## RECORDED INFORMATION
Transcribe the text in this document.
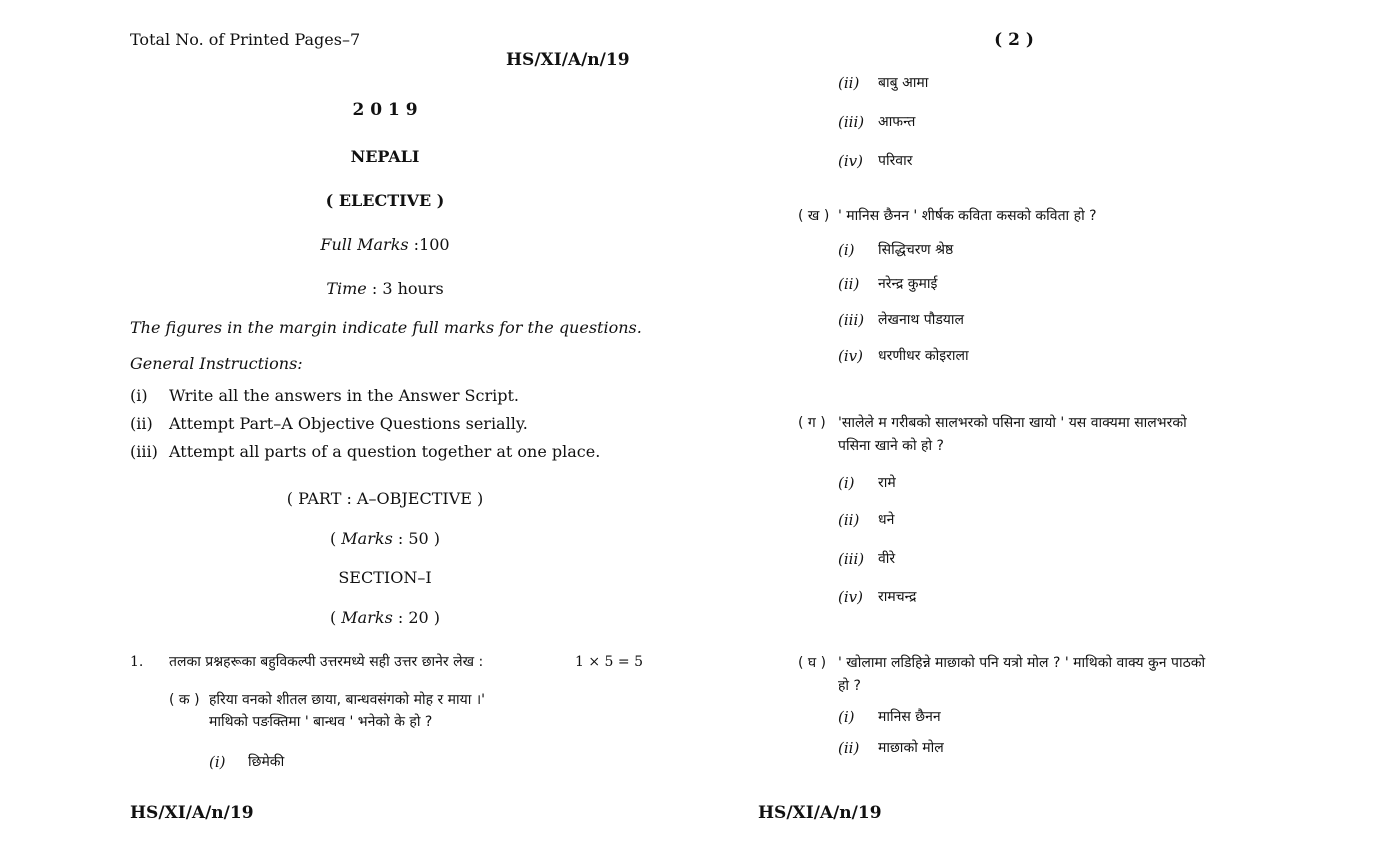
Total No. of Printed Pages–7
HS/XI/A/n/19
2 0 1 9
NEPALI
( ELECTIVE )
Full Marks :100
Time : 3 hours
The figures in the margin indicate full marks for the questions.
General Instructions:
(i) Write all the answers in the Answer Script.
(ii) Attempt Part–A Objective Questions serially.
(iii) Attempt all parts of a question together at one place.
( PART : A–OBJECTIVE )
( Marks : 50 )
SECTION–I
( Marks : 20 )
1. तलका प्रश्नहरूका बहुविकल्पी उत्तरमध्ये सही उत्तर छानेर लेख :	1 × 5 = 5
( क ) हरिया वनको शीतल छाया, बान्धवसंगको मोह र माया ।'
माथिको पङक्तिमा ' बान्धव ' भनेको के हो ?
(i) छिमेकी
HS/XI/A/n/19
( 2 )
(ii) बाबु आमा
(iii) आफन्त
(iv) परिवार
( ख ) ' मानिस छैनन ' शीर्षक कविता कसको कविता हो ?
(i) सिद्धिचरण श्रेष्ठ
(ii) नरेन्द्र कुमाई
(iii) लेखनाथ पौडयाल
(iv) धरणीधर कोइराला
( ग ) 'सालेले म गरीबको सालभरको पसिना खायो ' यस वाक्यमा सालभरको
पसिना खाने को हो ?
(i) रामे
(ii) धने
(iii) वीरे
(iv) रामचन्द्र
( घ ) ' खोलामा लडिहिन्ने माछाको पनि यत्रो मोल ? ' माथिको वाक्य कुन पाठको
हो ?
(i) मानिस छैनन
(ii) माछाको मोल
HS/XI/A/n/19
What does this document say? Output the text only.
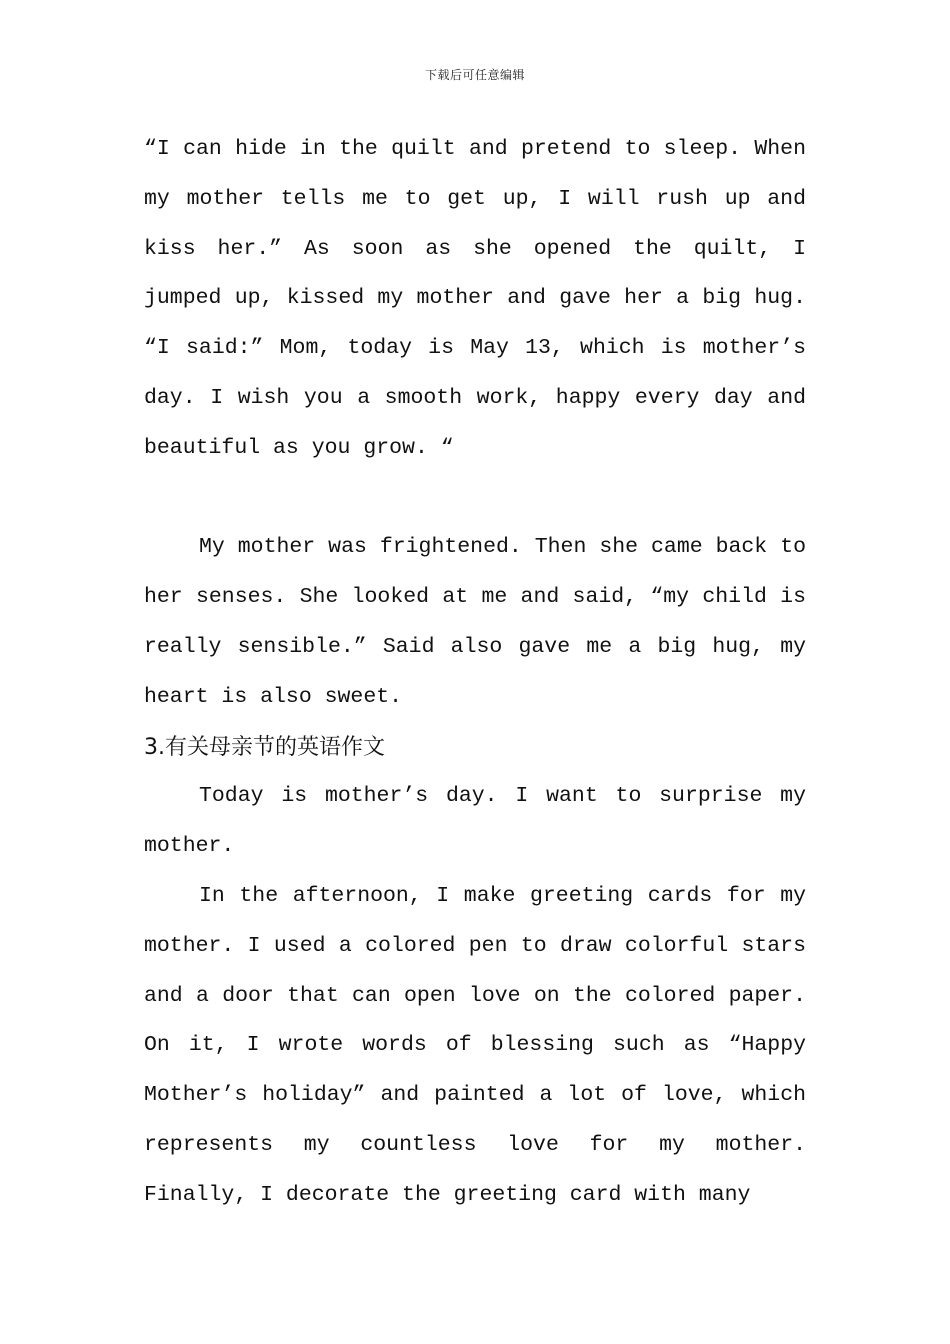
下载后可任意编辑

“I can hide in the quilt and pretend to sleep. When my mother tells me to get up, I will rush up and kiss her.” As soon as she opened the quilt, I jumped up, kissed my mother and gave her a big hug. “I said:” Mom, today is May 13, which is mother’s day. I wish you a smooth work, happy every day and beautiful as you grow. “

My mother was frightened. Then she came back to her senses. She looked at me and said, “my child is really sensible.” Said also gave me a big hug, my heart is also sweet.

3.有关母亲节的英语作文

Today is mother’s day. I want to surprise my mother.

In the afternoon, I make greeting cards for my mother. I used a colored pen to draw colorful stars and a door that can open love on the colored paper. On it, I wrote words of blessing such as “Happy Mother’s holiday” and painted a lot of love, which represents my countless love for my mother. Finally, I decorate the greeting card with many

## JOB
Take the line containing "What does this" and every line after it up to the end of the entries, and quote them exactly. Both ends count; the pictures do not.

## WRITTEN SOLUTION
What does this document say? Output the text only.
下载后可任意编辑

“I can hide in the quilt and pretend to sleep. When my mother tells me to get up, I will rush up and kiss her.” As soon as she opened the quilt, I jumped up, kissed my mother and gave her a big hug. “I said:” Mom, today is May 13, which is mother’s day. I wish you a smooth work, happy every day and beautiful as you grow. “

My mother was frightened. Then she came back to her senses. She looked at me and said, “my child is really sensible.” Said also gave me a big hug, my heart is also sweet.

3.有关母亲节的英语作文

Today is mother’s day. I want to surprise my mother.

In the afternoon, I make greeting cards for my mother. I used a colored pen to draw colorful stars and a door that can open love on the colored paper. On it, I wrote words of blessing such as “Happy Mother’s holiday” and painted a lot of love, which represents my countless love for my mother. Finally, I decorate the greeting card with many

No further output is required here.